[Figure contents as structured data]
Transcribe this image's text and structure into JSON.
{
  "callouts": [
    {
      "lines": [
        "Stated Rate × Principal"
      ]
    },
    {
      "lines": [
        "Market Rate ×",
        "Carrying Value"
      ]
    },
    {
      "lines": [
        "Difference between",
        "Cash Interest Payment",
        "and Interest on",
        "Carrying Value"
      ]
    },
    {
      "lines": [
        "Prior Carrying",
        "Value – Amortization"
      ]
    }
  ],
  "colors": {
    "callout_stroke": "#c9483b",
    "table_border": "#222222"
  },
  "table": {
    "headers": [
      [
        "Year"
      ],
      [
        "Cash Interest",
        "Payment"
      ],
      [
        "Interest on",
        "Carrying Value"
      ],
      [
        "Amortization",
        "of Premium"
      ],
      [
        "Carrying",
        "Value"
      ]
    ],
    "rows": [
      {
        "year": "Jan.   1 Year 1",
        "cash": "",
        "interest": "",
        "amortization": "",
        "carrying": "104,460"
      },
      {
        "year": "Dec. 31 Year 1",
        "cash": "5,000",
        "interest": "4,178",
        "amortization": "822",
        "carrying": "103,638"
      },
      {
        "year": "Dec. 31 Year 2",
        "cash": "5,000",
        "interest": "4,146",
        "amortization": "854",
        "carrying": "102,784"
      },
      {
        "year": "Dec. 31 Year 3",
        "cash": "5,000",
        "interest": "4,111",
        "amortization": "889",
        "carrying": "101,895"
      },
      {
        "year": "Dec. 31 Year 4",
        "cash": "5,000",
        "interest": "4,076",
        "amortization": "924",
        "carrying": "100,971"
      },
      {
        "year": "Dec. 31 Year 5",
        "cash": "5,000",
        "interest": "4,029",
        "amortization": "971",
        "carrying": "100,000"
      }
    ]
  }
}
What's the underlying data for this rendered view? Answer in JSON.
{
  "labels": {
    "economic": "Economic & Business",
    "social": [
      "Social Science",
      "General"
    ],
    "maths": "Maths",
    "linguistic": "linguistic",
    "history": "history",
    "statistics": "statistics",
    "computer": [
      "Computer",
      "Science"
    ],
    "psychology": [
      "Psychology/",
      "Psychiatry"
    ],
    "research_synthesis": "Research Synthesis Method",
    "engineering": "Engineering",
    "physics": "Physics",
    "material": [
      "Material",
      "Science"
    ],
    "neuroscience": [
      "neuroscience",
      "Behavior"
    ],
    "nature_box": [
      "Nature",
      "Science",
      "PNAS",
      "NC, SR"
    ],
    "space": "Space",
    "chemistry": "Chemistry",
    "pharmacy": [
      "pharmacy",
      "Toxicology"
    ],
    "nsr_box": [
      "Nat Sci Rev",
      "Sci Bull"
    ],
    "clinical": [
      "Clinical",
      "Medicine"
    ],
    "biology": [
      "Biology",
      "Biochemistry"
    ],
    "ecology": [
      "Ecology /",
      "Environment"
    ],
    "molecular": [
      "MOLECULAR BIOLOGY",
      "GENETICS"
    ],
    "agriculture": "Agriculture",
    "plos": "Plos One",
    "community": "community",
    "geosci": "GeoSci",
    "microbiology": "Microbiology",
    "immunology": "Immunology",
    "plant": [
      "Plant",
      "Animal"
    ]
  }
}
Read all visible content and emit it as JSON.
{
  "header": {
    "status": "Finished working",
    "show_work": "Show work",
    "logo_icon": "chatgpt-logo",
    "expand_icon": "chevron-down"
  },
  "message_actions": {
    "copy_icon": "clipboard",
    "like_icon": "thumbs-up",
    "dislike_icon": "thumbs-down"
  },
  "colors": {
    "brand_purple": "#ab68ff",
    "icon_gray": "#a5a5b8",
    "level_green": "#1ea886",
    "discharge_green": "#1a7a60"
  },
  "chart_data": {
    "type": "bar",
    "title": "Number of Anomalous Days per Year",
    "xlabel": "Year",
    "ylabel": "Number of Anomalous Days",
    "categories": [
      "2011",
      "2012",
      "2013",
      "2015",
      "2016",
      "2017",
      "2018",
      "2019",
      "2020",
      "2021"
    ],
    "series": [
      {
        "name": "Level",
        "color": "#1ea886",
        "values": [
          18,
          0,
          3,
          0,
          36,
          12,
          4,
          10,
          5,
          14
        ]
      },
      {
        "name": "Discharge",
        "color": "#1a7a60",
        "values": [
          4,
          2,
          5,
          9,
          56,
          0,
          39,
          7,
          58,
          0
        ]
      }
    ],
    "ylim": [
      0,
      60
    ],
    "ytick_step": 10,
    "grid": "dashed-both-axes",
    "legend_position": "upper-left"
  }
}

What the exercise asks.
Search the records for the word "Days", then list every line that has it.

Answer in full.
    "title": "Number of Anomalous Days per Year",
    "ylabel": "Number of Anomalous Days",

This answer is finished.